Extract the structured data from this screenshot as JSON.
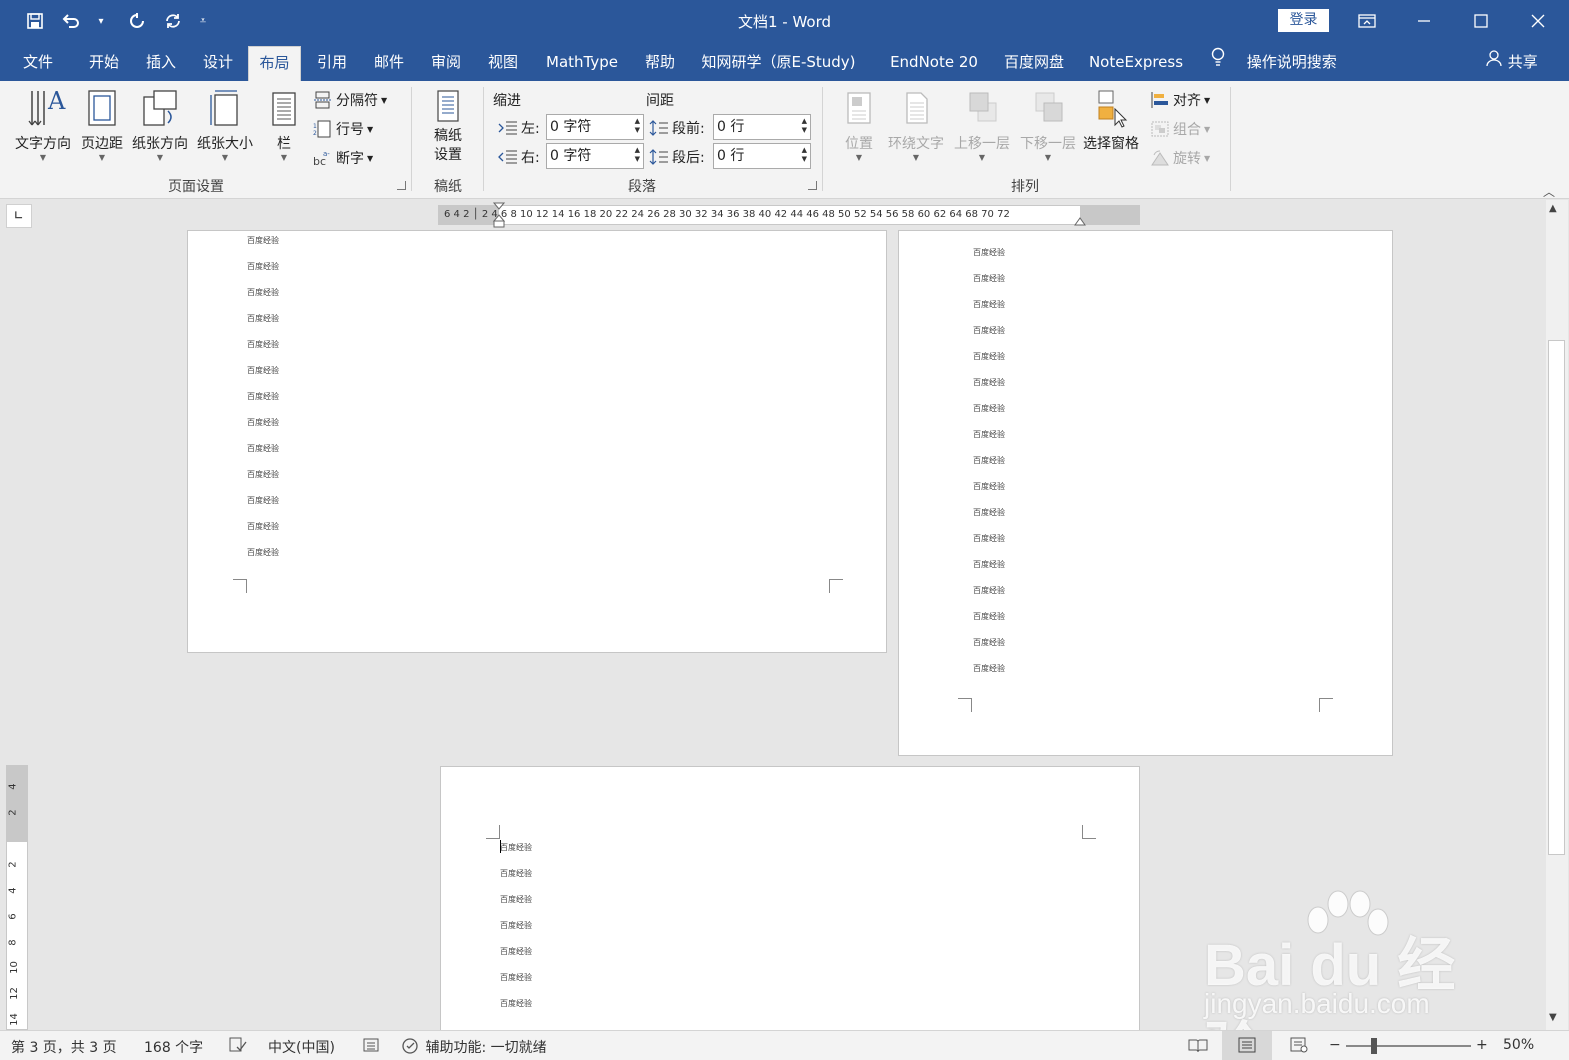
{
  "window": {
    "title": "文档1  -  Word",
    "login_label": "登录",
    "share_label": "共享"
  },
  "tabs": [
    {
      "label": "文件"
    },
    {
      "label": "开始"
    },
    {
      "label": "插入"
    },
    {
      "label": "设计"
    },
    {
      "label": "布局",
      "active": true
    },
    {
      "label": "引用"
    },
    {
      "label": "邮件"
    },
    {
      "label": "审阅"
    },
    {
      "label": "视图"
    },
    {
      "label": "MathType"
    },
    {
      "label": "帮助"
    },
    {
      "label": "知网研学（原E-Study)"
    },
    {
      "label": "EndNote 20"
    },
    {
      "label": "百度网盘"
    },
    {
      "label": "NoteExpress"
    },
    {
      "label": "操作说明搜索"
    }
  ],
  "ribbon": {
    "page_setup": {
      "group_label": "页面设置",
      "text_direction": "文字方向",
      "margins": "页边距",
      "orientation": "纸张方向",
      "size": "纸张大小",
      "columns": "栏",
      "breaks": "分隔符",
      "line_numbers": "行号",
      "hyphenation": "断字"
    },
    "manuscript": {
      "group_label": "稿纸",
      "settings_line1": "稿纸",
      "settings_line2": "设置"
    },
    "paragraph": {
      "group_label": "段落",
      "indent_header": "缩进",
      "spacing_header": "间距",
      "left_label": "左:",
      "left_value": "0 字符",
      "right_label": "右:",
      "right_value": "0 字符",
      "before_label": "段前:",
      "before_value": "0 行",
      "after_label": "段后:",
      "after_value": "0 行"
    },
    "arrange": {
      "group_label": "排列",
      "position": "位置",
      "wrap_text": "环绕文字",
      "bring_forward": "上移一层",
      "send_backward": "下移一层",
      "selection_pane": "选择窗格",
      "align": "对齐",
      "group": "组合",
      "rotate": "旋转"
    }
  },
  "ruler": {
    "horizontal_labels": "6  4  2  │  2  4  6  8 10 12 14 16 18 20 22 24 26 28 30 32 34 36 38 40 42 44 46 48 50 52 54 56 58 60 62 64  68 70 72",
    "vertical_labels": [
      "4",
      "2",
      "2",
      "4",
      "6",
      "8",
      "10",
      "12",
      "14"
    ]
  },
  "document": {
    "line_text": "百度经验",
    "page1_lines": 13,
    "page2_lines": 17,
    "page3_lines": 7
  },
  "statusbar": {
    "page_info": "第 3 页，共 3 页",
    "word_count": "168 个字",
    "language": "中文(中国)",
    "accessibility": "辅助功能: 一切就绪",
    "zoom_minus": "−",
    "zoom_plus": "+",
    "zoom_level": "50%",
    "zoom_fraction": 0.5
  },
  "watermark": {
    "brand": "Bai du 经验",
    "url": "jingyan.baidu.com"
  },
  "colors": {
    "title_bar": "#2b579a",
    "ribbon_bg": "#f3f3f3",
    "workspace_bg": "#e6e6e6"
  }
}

# # # # #

**GIVEN INSTRUCTION**
Leave out the pictures and give the rest of the records again exactly.

**ANSWER BELOW**
Extract the structured data from this screenshot as JSON.
{
  "window": {
    "title": "文档1  -  Word",
    "login_label": "登录",
    "share_label": "共享"
  },
  "tabs": [
    {
      "label": "文件"
    },
    {
      "label": "开始"
    },
    {
      "label": "插入"
    },
    {
      "label": "设计"
    },
    {
      "label": "布局",
      "active": true
    },
    {
      "label": "引用"
    },
    {
      "label": "邮件"
    },
    {
      "label": "审阅"
    },
    {
      "label": "视图"
    },
    {
      "label": "MathType"
    },
    {
      "label": "帮助"
    },
    {
      "label": "知网研学（原E-Study)"
    },
    {
      "label": "EndNote 20"
    },
    {
      "label": "百度网盘"
    },
    {
      "label": "NoteExpress"
    },
    {
      "label": "操作说明搜索"
    }
  ],
  "ribbon": {
    "page_setup": {
      "group_label": "页面设置",
      "text_direction": "文字方向",
      "margins": "页边距",
      "orientation": "纸张方向",
      "size": "纸张大小",
      "columns": "栏",
      "breaks": "分隔符",
      "line_numbers": "行号",
      "hyphenation": "断字"
    },
    "manuscript": {
      "group_label": "稿纸",
      "settings_line1": "稿纸",
      "settings_line2": "设置"
    },
    "paragraph": {
      "group_label": "段落",
      "indent_header": "缩进",
      "spacing_header": "间距",
      "left_label": "左:",
      "left_value": "0 字符",
      "right_label": "右:",
      "right_value": "0 字符",
      "before_label": "段前:",
      "before_value": "0 行",
      "after_label": "段后:",
      "after_value": "0 行"
    },
    "arrange": {
      "group_label": "排列",
      "position": "位置",
      "wrap_text": "环绕文字",
      "bring_forward": "上移一层",
      "send_backward": "下移一层",
      "selection_pane": "选择窗格",
      "align": "对齐",
      "group": "组合",
      "rotate": "旋转"
    }
  },
  "ruler": {
    "horizontal_labels": "6  4  2  │  2  4  6  8 10 12 14 16 18 20 22 24 26 28 30 32 34 36 38 40 42 44 46 48 50 52 54 56 58 60 62 64  68 70 72",
    "vertical_labels": [
      "4",
      "2",
      "2",
      "4",
      "6",
      "8",
      "10",
      "12",
      "14"
    ]
  },
  "document": {
    "line_text": "百度经验",
    "page1_lines": 13,
    "page2_lines": 17,
    "page3_lines": 7
  },
  "statusbar": {
    "page_info": "第 3 页，共 3 页",
    "word_count": "168 个字",
    "language": "中文(中国)",
    "accessibility": "辅助功能: 一切就绪",
    "zoom_minus": "−",
    "zoom_plus": "+",
    "zoom_level": "50%",
    "zoom_fraction": 0.5
  },
  "watermark": {
    "brand": "Bai du 经验",
    "url": "jingyan.baidu.com"
  },
  "colors": {
    "title_bar": "#2b579a",
    "ribbon_bg": "#f3f3f3",
    "workspace_bg": "#e6e6e6"
  }
}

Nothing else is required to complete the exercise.